TO BE DONE
Output the lines that follow exactly as they are.

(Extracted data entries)
+===+

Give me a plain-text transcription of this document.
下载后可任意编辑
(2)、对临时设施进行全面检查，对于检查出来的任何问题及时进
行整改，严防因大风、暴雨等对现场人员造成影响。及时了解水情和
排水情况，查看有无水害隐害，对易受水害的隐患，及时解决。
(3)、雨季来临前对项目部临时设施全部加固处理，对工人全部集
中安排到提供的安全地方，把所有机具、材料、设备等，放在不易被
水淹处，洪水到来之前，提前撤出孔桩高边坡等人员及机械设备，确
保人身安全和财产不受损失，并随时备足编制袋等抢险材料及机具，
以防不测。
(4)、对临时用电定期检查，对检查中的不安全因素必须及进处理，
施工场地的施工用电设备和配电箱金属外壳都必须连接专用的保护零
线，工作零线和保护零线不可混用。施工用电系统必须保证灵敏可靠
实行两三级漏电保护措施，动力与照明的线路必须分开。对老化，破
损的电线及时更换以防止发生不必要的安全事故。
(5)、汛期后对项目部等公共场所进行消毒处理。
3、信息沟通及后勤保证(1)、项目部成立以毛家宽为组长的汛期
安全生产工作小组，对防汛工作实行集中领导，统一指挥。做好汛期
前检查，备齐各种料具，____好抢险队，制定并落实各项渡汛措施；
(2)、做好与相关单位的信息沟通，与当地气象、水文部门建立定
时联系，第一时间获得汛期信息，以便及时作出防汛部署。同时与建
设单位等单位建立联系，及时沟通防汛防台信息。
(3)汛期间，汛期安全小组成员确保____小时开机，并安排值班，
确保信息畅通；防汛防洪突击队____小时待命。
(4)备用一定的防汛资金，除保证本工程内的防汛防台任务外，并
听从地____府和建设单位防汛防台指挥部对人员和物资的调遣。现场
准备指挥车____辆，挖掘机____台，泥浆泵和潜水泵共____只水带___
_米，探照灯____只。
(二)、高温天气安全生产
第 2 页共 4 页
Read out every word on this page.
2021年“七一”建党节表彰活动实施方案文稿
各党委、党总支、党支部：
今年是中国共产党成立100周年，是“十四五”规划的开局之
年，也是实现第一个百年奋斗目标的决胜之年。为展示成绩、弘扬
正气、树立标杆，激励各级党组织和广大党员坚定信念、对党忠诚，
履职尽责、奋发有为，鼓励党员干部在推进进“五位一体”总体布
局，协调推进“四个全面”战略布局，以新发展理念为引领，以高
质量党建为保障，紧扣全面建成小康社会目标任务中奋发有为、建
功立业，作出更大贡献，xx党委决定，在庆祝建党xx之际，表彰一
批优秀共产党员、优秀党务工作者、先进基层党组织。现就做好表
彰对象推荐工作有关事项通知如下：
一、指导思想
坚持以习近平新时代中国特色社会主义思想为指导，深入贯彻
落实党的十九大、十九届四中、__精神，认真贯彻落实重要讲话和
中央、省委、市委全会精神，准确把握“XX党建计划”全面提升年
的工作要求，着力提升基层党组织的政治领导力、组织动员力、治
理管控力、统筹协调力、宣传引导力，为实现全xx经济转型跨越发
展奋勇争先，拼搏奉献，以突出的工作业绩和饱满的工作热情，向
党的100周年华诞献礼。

+===+

FULL ANSWER
Give me a plain-text transcription of this document.
下载后可任意编辑
(2)、对临时设施进行全面检查，对于检查出来的任何问题及时进
行整改，严防因大风、暴雨等对现场人员造成影响。及时了解水情和
排水情况，查看有无水害隐害，对易受水害的隐患，及时解决。
(3)、雨季来临前对项目部临时设施全部加固处理，对工人全部集
中安排到提供的安全地方，把所有机具、材料、设备等，放在不易被
水淹处，洪水到来之前，提前撤出孔桩高边坡等人员及机械设备，确
保人身安全和财产不受损失，并随时备足编制袋等抢险材料及机具，
以防不测。
(4)、对临时用电定期检查，对检查中的不安全因素必须及进处理，
施工场地的施工用电设备和配电箱金属外壳都必须连接专用的保护零
线，工作零线和保护零线不可混用。施工用电系统必须保证灵敏可靠
实行两三级漏电保护措施，动力与照明的线路必须分开。对老化，破
损的电线及时更换以防止发生不必要的安全事故。
(5)、汛期后对项目部等公共场所进行消毒处理。
3、信息沟通及后勤保证(1)、项目部成立以毛家宽为组长的汛期
安全生产工作小组，对防汛工作实行集中领导，统一指挥。做好汛期
前检查，备齐各种料具，____好抢险队，制定并落实各项渡汛措施；
(2)、做好与相关单位的信息沟通，与当地气象、水文部门建立定
时联系，第一时间获得汛期信息，以便及时作出防汛部署。同时与建
设单位等单位建立联系，及时沟通防汛防台信息。
(3)汛期间，汛期安全小组成员确保____小时开机，并安排值班，
确保信息畅通；防汛防洪突击队____小时待命。
(4)备用一定的防汛资金，除保证本工程内的防汛防台任务外，并
听从地____府和建设单位防汛防台指挥部对人员和物资的调遣。现场
准备指挥车____辆，挖掘机____台，泥浆泵和潜水泵共____只水带___
_米，探照灯____只。
(二)、高温天气安全生产
第 2 页共 4 页
Read out every word on this page.
2021年“七一”建党节表彰活动实施方案文稿
各党委、党总支、党支部：
今年是中国共产党成立100周年，是“十四五”规划的开局之
年，也是实现第一个百年奋斗目标的决胜之年。为展示成绩、弘扬
正气、树立标杆，激励各级党组织和广大党员坚定信念、对党忠诚，
履职尽责、奋发有为，鼓励党员干部在推进进“五位一体”总体布
局，协调推进“四个全面”战略布局，以新发展理念为引领，以高
质量党建为保障，紧扣全面建成小康社会目标任务中奋发有为、建
功立业，作出更大贡献，xx党委决定，在庆祝建党xx之际，表彰一
批优秀共产党员、优秀党务工作者、先进基层党组织。现就做好表
彰对象推荐工作有关事项通知如下：
一、指导思想
坚持以习近平新时代中国特色社会主义思想为指导，深入贯彻
落实党的十九大、十九届四中、__精神，认真贯彻落实重要讲话和
中央、省委、市委全会精神，准确把握“XX党建计划”全面提升年
的工作要求，着力提升基层党组织的政治领导力、组织动员力、治
理管控力、统筹协调力、宣传引导力，为实现全xx经济转型跨越发
展奋勇争先，拼搏奉献，以突出的工作业绩和饱满的工作热情，向
党的100周年华诞献礼。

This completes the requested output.